- **AIM OF THE EXERCISE**
Please transcribe the data that follows without the pictures, keeping every word the same.

##### DATASET

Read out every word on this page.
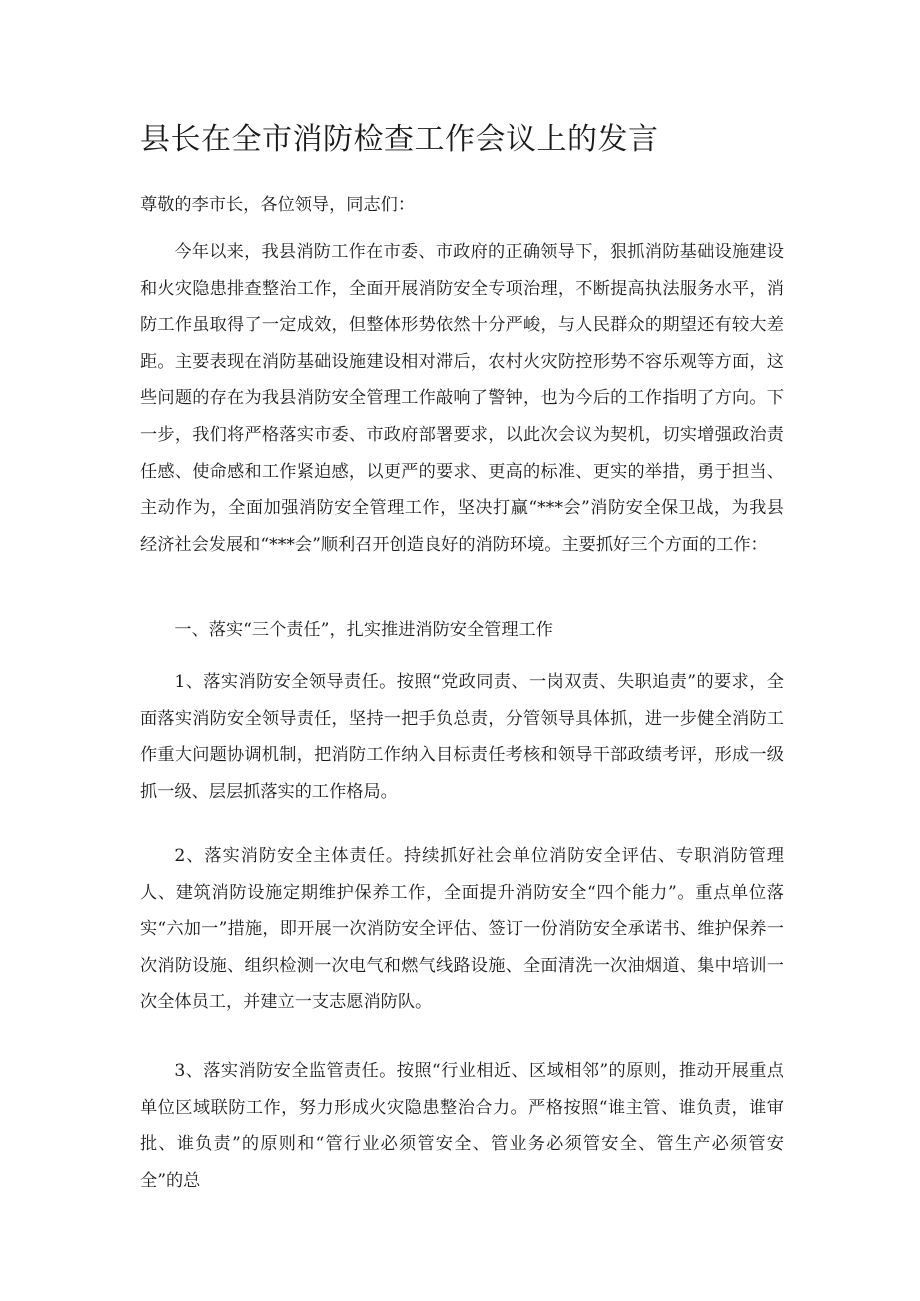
县长在全市消防检查工作会议上的发言

尊敬的李市长，各位领导，同志们：

今年以来，我县消防工作在市委、市政府的正确领导下，狠抓消防基础设施建设和火灾隐患排查整治工作，全面开展消防安全专项治理，不断提高执法服务水平，消防工作虽取得了一定成效，但整体形势依然十分严峻，与人民群众的期望还有较大差距。主要表现在消防基础设施建设相对滞后，农村火灾防控形势不容乐观等方面，这些问题的存在为我县消防安全管理工作敲响了警钟，也为今后的工作指明了方向。下一步，我们将严格落实市委、市政府部署要求，以此次会议为契机，切实增强政治责任感、使命感和工作紧迫感，以更严的要求、更高的标准、更实的举措，勇于担当、主动作为，全面加强消防安全管理工作，坚决打赢“***会”消防安全保卫战，为我县经济社会发展和“***会”顺利召开创造良好的消防环境。主要抓好三个方面的工作：

一、落实“三个责任”，扎实推进消防安全管理工作

1、落实消防安全领导责任。按照“党政同责、一岗双责、失职追责”的要求，全面落实消防安全领导责任，坚持一把手负总责，分管领导具体抓，进一步健全消防工作重大问题协调机制，把消防工作纳入目标责任考核和领导干部政绩考评，形成一级抓一级、层层抓落实的工作格局。

2、落实消防安全主体责任。持续抓好社会单位消防安全评估、专职消防管理人、建筑消防设施定期维护保养工作，全面提升消防安全“四个能力”。重点单位落实“六加一”措施，即开展一次消防安全评估、签订一份消防安全承诺书、维护保养一次消防设施、组织检测一次电气和燃气线路设施、全面清洗一次油烟道、集中培训一次全体员工，并建立一支志愿消防队。

3、落实消防安全监管责任。按照“行业相近、区域相邻”的原则，推动开展重点单位区域联防工作，努力形成火灾隐患整治合力。严格按照“谁主管、谁负责，谁审批、谁负责”的原则和“管行业必须管安全、管业务必须管安全、管生产必须管安全”的总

##########

- **THE REPLY**
Read out every word on this page.
县长在全市消防检查工作会议上的发言

尊敬的李市长，各位领导，同志们：

今年以来，我县消防工作在市委、市政府的正确领导下，狠抓消防基础设施建设和火灾隐患排查整治工作，全面开展消防安全专项治理，不断提高执法服务水平，消防工作虽取得了一定成效，但整体形势依然十分严峻，与人民群众的期望还有较大差距。主要表现在消防基础设施建设相对滞后，农村火灾防控形势不容乐观等方面，这些问题的存在为我县消防安全管理工作敲响了警钟，也为今后的工作指明了方向。下一步，我们将严格落实市委、市政府部署要求，以此次会议为契机，切实增强政治责任感、使命感和工作紧迫感，以更严的要求、更高的标准、更实的举措，勇于担当、主动作为，全面加强消防安全管理工作，坚决打赢“***会”消防安全保卫战，为我县经济社会发展和“***会”顺利召开创造良好的消防环境。主要抓好三个方面的工作：

一、落实“三个责任”，扎实推进消防安全管理工作

1、落实消防安全领导责任。按照“党政同责、一岗双责、失职追责”的要求，全面落实消防安全领导责任，坚持一把手负总责，分管领导具体抓，进一步健全消防工作重大问题协调机制，把消防工作纳入目标责任考核和领导干部政绩考评，形成一级抓一级、层层抓落实的工作格局。

2、落实消防安全主体责任。持续抓好社会单位消防安全评估、专职消防管理人、建筑消防设施定期维护保养工作，全面提升消防安全“四个能力”。重点单位落实“六加一”措施，即开展一次消防安全评估、签订一份消防安全承诺书、维护保养一次消防设施、组织检测一次电气和燃气线路设施、全面清洗一次油烟道、集中培训一次全体员工，并建立一支志愿消防队。

3、落实消防安全监管责任。按照“行业相近、区域相邻”的原则，推动开展重点单位区域联防工作，努力形成火灾隐患整治合力。严格按照“谁主管、谁负责，谁审批、谁负责”的原则和“管行业必须管安全、管业务必须管安全、管生产必须管安全”的总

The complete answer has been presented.